• WRITTEN PROBLEM
Print every entry exactly as written.

[Extracted records]
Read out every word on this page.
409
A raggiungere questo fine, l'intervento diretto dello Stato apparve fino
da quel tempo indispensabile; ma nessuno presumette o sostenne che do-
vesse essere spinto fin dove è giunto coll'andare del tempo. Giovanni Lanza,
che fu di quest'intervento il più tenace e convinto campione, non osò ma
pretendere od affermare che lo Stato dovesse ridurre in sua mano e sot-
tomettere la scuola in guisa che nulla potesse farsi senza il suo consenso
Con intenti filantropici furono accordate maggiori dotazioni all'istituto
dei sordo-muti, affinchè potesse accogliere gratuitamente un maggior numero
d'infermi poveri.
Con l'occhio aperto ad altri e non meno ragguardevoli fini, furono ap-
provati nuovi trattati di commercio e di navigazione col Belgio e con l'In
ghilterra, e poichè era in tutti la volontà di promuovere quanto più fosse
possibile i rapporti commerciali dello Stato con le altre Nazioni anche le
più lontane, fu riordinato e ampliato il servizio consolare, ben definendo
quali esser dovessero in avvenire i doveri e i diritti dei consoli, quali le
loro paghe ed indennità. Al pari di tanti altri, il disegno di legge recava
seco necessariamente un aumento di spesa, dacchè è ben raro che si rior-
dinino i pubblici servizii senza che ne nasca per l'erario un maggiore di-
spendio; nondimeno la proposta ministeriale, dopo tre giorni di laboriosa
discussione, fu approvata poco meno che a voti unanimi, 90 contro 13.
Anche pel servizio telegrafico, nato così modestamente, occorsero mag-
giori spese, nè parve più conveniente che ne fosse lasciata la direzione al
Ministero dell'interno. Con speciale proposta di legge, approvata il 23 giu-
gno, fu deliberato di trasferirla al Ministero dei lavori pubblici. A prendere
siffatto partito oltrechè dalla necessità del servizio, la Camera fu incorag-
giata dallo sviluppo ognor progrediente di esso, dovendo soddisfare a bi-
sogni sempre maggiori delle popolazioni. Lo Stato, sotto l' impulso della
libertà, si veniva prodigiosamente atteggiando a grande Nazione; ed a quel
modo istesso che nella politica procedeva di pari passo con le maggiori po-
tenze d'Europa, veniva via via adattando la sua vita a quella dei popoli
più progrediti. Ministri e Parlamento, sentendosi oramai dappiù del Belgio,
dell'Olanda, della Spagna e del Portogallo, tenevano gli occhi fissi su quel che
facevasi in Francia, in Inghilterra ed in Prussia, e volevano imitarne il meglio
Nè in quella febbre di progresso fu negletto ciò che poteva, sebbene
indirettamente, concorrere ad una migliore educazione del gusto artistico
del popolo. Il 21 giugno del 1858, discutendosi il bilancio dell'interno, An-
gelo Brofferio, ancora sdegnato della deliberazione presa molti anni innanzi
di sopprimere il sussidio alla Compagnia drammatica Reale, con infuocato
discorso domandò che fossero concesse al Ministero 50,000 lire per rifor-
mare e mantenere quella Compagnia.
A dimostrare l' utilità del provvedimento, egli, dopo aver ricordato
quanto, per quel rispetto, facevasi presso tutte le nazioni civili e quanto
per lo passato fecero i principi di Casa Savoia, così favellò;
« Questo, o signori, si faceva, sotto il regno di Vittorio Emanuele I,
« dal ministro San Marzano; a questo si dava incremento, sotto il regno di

• TASK OUTPUT
Read out every word on this page.
409
A raggiungere questo fine, l'intervento diretto dello Stato apparve fino
da quel tempo indispensabile; ma nessuno presumette o sostenne che do-
vesse essere spinto fin dove è giunto coll'andare del tempo. Giovanni Lanza,
che fu di quest'intervento il più tenace e convinto campione, non osò ma
pretendere od affermare che lo Stato dovesse ridurre in sua mano e sot-
tomettere la scuola in guisa che nulla potesse farsi senza il suo consenso
Con intenti filantropici furono accordate maggiori dotazioni all'istituto
dei sordo-muti, affinchè potesse accogliere gratuitamente un maggior numero
d'infermi poveri.
Con l'occhio aperto ad altri e non meno ragguardevoli fini, furono ap-
provati nuovi trattati di commercio e di navigazione col Belgio e con l'In
ghilterra, e poichè era in tutti la volontà di promuovere quanto più fosse
possibile i rapporti commerciali dello Stato con le altre Nazioni anche le
più lontane, fu riordinato e ampliato il servizio consolare, ben definendo
quali esser dovessero in avvenire i doveri e i diritti dei consoli, quali le
loro paghe ed indennità. Al pari di tanti altri, il disegno di legge recava
seco necessariamente un aumento di spesa, dacchè è ben raro che si rior-
dinino i pubblici servizii senza che ne nasca per l'erario un maggiore di-
spendio; nondimeno la proposta ministeriale, dopo tre giorni di laboriosa
discussione, fu approvata poco meno che a voti unanimi, 90 contro 13.
Anche pel servizio telegrafico, nato così modestamente, occorsero mag-
giori spese, nè parve più conveniente che ne fosse lasciata la direzione al
Ministero dell'interno. Con speciale proposta di legge, approvata il 23 giu-
gno, fu deliberato di trasferirla al Ministero dei lavori pubblici. A prendere
siffatto partito oltrechè dalla necessità del servizio, la Camera fu incorag-
giata dallo sviluppo ognor progrediente di esso, dovendo soddisfare a bi-
sogni sempre maggiori delle popolazioni. Lo Stato, sotto l' impulso della
libertà, si veniva prodigiosamente atteggiando a grande Nazione; ed a quel
modo istesso che nella politica procedeva di pari passo con le maggiori po-
tenze d'Europa, veniva via via adattando la sua vita a quella dei popoli
più progrediti. Ministri e Parlamento, sentendosi oramai dappiù del Belgio,
dell'Olanda, della Spagna e del Portogallo, tenevano gli occhi fissi su quel che
facevasi in Francia, in Inghilterra ed in Prussia, e volevano imitarne il meglio
Nè in quella febbre di progresso fu negletto ciò che poteva, sebbene
indirettamente, concorrere ad una migliore educazione del gusto artistico
del popolo. Il 21 giugno del 1858, discutendosi il bilancio dell'interno, An-
gelo Brofferio, ancora sdegnato della deliberazione presa molti anni innanzi
di sopprimere il sussidio alla Compagnia drammatica Reale, con infuocato
discorso domandò che fossero concesse al Ministero 50,000 lire per rifor-
mare e mantenere quella Compagnia.
A dimostrare l' utilità del provvedimento, egli, dopo aver ricordato
quanto, per quel rispetto, facevasi presso tutte le nazioni civili e quanto
per lo passato fecero i principi di Casa Savoia, così favellò;
« Questo, o signori, si faceva, sotto il regno di Vittorio Emanuele I,
« dal ministro San Marzano; a questo si dava incremento, sotto il regno di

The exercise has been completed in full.